#### Dataset extract:

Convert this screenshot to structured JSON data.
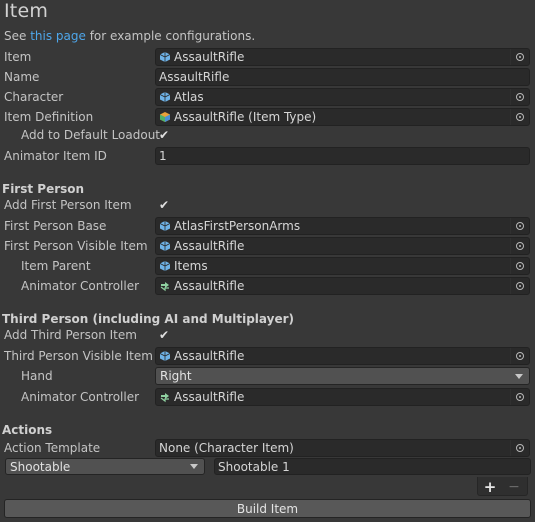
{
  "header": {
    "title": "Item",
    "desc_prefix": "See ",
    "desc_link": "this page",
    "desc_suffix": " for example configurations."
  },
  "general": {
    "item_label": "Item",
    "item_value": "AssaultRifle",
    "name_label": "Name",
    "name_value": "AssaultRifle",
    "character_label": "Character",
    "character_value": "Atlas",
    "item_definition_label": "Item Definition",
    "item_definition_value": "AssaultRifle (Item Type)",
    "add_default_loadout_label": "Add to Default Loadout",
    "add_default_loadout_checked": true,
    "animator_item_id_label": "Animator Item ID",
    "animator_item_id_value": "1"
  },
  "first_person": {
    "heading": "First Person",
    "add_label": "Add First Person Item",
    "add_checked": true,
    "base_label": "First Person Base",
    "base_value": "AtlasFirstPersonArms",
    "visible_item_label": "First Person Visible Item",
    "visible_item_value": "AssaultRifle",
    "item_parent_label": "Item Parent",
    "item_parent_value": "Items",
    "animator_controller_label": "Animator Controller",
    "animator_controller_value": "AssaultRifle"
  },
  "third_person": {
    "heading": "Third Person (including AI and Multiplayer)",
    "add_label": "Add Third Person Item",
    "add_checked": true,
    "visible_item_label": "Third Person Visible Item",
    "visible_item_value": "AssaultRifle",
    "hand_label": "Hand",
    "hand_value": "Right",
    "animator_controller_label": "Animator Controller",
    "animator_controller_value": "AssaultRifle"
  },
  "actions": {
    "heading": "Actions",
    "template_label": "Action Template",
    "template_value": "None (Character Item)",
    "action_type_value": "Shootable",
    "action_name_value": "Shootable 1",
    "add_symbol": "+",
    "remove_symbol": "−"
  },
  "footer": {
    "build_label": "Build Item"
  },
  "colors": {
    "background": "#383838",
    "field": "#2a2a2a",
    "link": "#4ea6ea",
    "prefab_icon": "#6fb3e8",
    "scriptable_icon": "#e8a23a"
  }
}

#### Your goal:
All of the lines above should be retyped precisely, apart from the pictures.

#### Problem solution:
Convert this screenshot to structured JSON data.
{
  "header": {
    "title": "Item",
    "desc_prefix": "See ",
    "desc_link": "this page",
    "desc_suffix": " for example configurations."
  },
  "general": {
    "item_label": "Item",
    "item_value": "AssaultRifle",
    "name_label": "Name",
    "name_value": "AssaultRifle",
    "character_label": "Character",
    "character_value": "Atlas",
    "item_definition_label": "Item Definition",
    "item_definition_value": "AssaultRifle (Item Type)",
    "add_default_loadout_label": "Add to Default Loadout",
    "add_default_loadout_checked": true,
    "animator_item_id_label": "Animator Item ID",
    "animator_item_id_value": "1"
  },
  "first_person": {
    "heading": "First Person",
    "add_label": "Add First Person Item",
    "add_checked": true,
    "base_label": "First Person Base",
    "base_value": "AtlasFirstPersonArms",
    "visible_item_label": "First Person Visible Item",
    "visible_item_value": "AssaultRifle",
    "item_parent_label": "Item Parent",
    "item_parent_value": "Items",
    "animator_controller_label": "Animator Controller",
    "animator_controller_value": "AssaultRifle"
  },
  "third_person": {
    "heading": "Third Person (including AI and Multiplayer)",
    "add_label": "Add Third Person Item",
    "add_checked": true,
    "visible_item_label": "Third Person Visible Item",
    "visible_item_value": "AssaultRifle",
    "hand_label": "Hand",
    "hand_value": "Right",
    "animator_controller_label": "Animator Controller",
    "animator_controller_value": "AssaultRifle"
  },
  "actions": {
    "heading": "Actions",
    "template_label": "Action Template",
    "template_value": "None (Character Item)",
    "action_type_value": "Shootable",
    "action_name_value": "Shootable 1",
    "add_symbol": "+",
    "remove_symbol": "−"
  },
  "footer": {
    "build_label": "Build Item"
  },
  "colors": {
    "background": "#383838",
    "field": "#2a2a2a",
    "link": "#4ea6ea",
    "prefab_icon": "#6fb3e8",
    "scriptable_icon": "#e8a23a"
  }
}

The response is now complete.